**EXERCISE INPUTS:**
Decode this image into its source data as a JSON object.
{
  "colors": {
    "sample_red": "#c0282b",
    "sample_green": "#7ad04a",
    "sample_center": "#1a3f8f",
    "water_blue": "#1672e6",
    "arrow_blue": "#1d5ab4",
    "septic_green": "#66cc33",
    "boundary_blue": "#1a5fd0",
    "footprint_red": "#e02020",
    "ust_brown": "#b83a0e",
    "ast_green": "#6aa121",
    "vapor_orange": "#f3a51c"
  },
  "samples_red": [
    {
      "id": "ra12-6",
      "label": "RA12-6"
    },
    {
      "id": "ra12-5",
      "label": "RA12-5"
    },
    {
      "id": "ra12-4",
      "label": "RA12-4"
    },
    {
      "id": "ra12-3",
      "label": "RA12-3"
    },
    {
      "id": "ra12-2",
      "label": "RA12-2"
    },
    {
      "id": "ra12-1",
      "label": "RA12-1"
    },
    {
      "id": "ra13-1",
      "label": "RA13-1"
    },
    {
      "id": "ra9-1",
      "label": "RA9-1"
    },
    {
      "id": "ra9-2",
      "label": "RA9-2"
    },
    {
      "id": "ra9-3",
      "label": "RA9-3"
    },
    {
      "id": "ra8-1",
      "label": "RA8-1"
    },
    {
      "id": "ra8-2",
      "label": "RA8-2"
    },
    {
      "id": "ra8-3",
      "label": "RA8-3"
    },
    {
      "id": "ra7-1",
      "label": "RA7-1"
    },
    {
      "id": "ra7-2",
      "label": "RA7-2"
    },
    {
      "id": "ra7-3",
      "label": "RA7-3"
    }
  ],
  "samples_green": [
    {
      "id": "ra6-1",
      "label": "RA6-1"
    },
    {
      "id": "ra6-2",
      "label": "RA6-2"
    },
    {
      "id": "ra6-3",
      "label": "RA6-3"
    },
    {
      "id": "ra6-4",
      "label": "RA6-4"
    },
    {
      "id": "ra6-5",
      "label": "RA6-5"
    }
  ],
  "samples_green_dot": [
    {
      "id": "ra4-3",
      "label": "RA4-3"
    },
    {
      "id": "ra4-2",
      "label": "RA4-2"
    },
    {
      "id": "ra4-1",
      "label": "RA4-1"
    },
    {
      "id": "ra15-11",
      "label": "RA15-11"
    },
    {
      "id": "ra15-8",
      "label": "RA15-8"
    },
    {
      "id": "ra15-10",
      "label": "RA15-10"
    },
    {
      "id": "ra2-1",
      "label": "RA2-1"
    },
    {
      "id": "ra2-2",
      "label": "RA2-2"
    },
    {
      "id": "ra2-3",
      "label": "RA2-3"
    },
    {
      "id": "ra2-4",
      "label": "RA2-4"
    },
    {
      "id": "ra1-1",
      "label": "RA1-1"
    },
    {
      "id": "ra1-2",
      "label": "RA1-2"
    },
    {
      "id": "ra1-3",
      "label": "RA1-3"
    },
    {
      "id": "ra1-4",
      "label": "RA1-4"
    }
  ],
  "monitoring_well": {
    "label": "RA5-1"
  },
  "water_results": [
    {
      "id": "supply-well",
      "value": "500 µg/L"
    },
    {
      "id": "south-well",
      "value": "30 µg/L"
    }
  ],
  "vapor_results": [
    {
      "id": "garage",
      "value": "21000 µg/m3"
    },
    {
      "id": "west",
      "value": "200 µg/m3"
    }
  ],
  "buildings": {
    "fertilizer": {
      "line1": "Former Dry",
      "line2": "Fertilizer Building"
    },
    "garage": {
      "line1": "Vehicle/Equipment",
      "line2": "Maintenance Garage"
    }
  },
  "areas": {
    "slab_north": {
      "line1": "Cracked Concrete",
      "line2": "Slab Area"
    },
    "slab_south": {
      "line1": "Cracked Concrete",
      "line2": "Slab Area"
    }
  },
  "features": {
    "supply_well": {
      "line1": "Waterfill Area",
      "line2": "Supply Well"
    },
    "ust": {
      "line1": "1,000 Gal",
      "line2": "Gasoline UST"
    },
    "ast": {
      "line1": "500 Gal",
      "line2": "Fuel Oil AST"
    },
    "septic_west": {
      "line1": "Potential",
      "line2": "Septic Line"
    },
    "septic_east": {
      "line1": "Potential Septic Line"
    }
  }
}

**WRITTEN INSTRUCTION:**
Reproduce all of the material above word for word.

**COMPLETE OUTPUT:**
Decode this image into its source data as a JSON object.
{
  "colors": {
    "sample_red": "#c0282b",
    "sample_green": "#7ad04a",
    "sample_center": "#1a3f8f",
    "water_blue": "#1672e6",
    "arrow_blue": "#1d5ab4",
    "septic_green": "#66cc33",
    "boundary_blue": "#1a5fd0",
    "footprint_red": "#e02020",
    "ust_brown": "#b83a0e",
    "ast_green": "#6aa121",
    "vapor_orange": "#f3a51c"
  },
  "samples_red": [
    {
      "id": "ra12-6",
      "label": "RA12-6"
    },
    {
      "id": "ra12-5",
      "label": "RA12-5"
    },
    {
      "id": "ra12-4",
      "label": "RA12-4"
    },
    {
      "id": "ra12-3",
      "label": "RA12-3"
    },
    {
      "id": "ra12-2",
      "label": "RA12-2"
    },
    {
      "id": "ra12-1",
      "label": "RA12-1"
    },
    {
      "id": "ra13-1",
      "label": "RA13-1"
    },
    {
      "id": "ra9-1",
      "label": "RA9-1"
    },
    {
      "id": "ra9-2",
      "label": "RA9-2"
    },
    {
      "id": "ra9-3",
      "label": "RA9-3"
    },
    {
      "id": "ra8-1",
      "label": "RA8-1"
    },
    {
      "id": "ra8-2",
      "label": "RA8-2"
    },
    {
      "id": "ra8-3",
      "label": "RA8-3"
    },
    {
      "id": "ra7-1",
      "label": "RA7-1"
    },
    {
      "id": "ra7-2",
      "label": "RA7-2"
    },
    {
      "id": "ra7-3",
      "label": "RA7-3"
    }
  ],
  "samples_green": [
    {
      "id": "ra6-1",
      "label": "RA6-1"
    },
    {
      "id": "ra6-2",
      "label": "RA6-2"
    },
    {
      "id": "ra6-3",
      "label": "RA6-3"
    },
    {
      "id": "ra6-4",
      "label": "RA6-4"
    },
    {
      "id": "ra6-5",
      "label": "RA6-5"
    }
  ],
  "samples_green_dot": [
    {
      "id": "ra4-3",
      "label": "RA4-3"
    },
    {
      "id": "ra4-2",
      "label": "RA4-2"
    },
    {
      "id": "ra4-1",
      "label": "RA4-1"
    },
    {
      "id": "ra15-11",
      "label": "RA15-11"
    },
    {
      "id": "ra15-8",
      "label": "RA15-8"
    },
    {
      "id": "ra15-10",
      "label": "RA15-10"
    },
    {
      "id": "ra2-1",
      "label": "RA2-1"
    },
    {
      "id": "ra2-2",
      "label": "RA2-2"
    },
    {
      "id": "ra2-3",
      "label": "RA2-3"
    },
    {
      "id": "ra2-4",
      "label": "RA2-4"
    },
    {
      "id": "ra1-1",
      "label": "RA1-1"
    },
    {
      "id": "ra1-2",
      "label": "RA1-2"
    },
    {
      "id": "ra1-3",
      "label": "RA1-3"
    },
    {
      "id": "ra1-4",
      "label": "RA1-4"
    }
  ],
  "monitoring_well": {
    "label": "RA5-1"
  },
  "water_results": [
    {
      "id": "supply-well",
      "value": "500 µg/L"
    },
    {
      "id": "south-well",
      "value": "30 µg/L"
    }
  ],
  "vapor_results": [
    {
      "id": "garage",
      "value": "21000 µg/m3"
    },
    {
      "id": "west",
      "value": "200 µg/m3"
    }
  ],
  "buildings": {
    "fertilizer": {
      "line1": "Former Dry",
      "line2": "Fertilizer Building"
    },
    "garage": {
      "line1": "Vehicle/Equipment",
      "line2": "Maintenance Garage"
    }
  },
  "areas": {
    "slab_north": {
      "line1": "Cracked Concrete",
      "line2": "Slab Area"
    },
    "slab_south": {
      "line1": "Cracked Concrete",
      "line2": "Slab Area"
    }
  },
  "features": {
    "supply_well": {
      "line1": "Waterfill Area",
      "line2": "Supply Well"
    },
    "ust": {
      "line1": "1,000 Gal",
      "line2": "Gasoline UST"
    },
    "ast": {
      "line1": "500 Gal",
      "line2": "Fuel Oil AST"
    },
    "septic_west": {
      "line1": "Potential",
      "line2": "Septic Line"
    },
    "septic_east": {
      "line1": "Potential Septic Line"
    }
  }
}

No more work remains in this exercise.